• **Problem**
Check each line below for "logo" and report how many have it, nothing else.

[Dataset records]
· · ·

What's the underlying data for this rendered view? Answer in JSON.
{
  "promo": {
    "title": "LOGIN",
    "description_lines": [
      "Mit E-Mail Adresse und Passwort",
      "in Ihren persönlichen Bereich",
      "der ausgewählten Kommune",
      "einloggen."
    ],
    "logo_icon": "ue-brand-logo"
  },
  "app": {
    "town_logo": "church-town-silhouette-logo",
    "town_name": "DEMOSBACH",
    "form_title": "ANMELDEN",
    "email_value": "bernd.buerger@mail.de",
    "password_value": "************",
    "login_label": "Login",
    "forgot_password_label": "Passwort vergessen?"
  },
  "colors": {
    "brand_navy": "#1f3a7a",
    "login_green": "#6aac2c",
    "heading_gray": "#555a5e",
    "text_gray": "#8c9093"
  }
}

· · ·

• **Exercise output**
2